**WHAT YOU NEED TO DO**
Quote the entries word for word. Omit the pictures.

**DATASET**
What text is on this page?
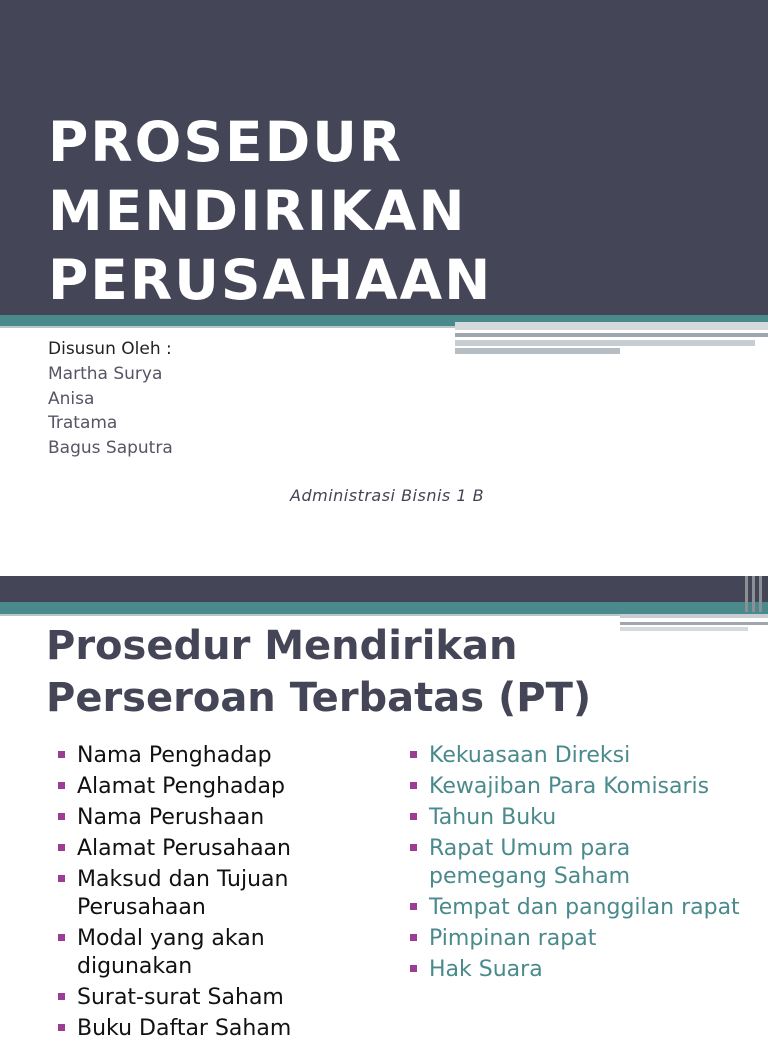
PROSEDUR
MENDIRIKAN
PERUSAHAAN
Disusun Oleh :
Martha Surya
Anisa
Tratama
Bagus Saputra
Administrasi Bisnis 1 B
Prosedur Mendirikan
Perseroan Terbatas (PT)
Nama Penghadap
Alamat Penghadap
Nama Perushaan
Alamat Perusahaan
Maksud dan Tujuan Perusahaan
Modal yang akan digunakan
Surat-surat Saham
Buku Daftar Saham
Kekuasaan Direksi
Kewajiban Para Komisaris
Tahun Buku
Rapat Umum para pemegang Saham
Tempat dan panggilan rapat
Pimpinan rapat
Hak Suara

**FINISHED ANSWER**
What text is on this page?
PROSEDUR
MENDIRIKAN
PERUSAHAAN
Disusun Oleh :
Martha Surya
Anisa
Tratama
Bagus Saputra
Administrasi Bisnis 1 B
Prosedur Mendirikan
Perseroan Terbatas (PT)
Nama Penghadap
Alamat Penghadap
Nama Perushaan
Alamat Perusahaan
Maksud dan Tujuan Perusahaan
Modal yang akan digunakan
Surat-surat Saham
Buku Daftar Saham
Kekuasaan Direksi
Kewajiban Para Komisaris
Tahun Buku
Rapat Umum para pemegang Saham
Tempat dan panggilan rapat
Pimpinan rapat
Hak Suara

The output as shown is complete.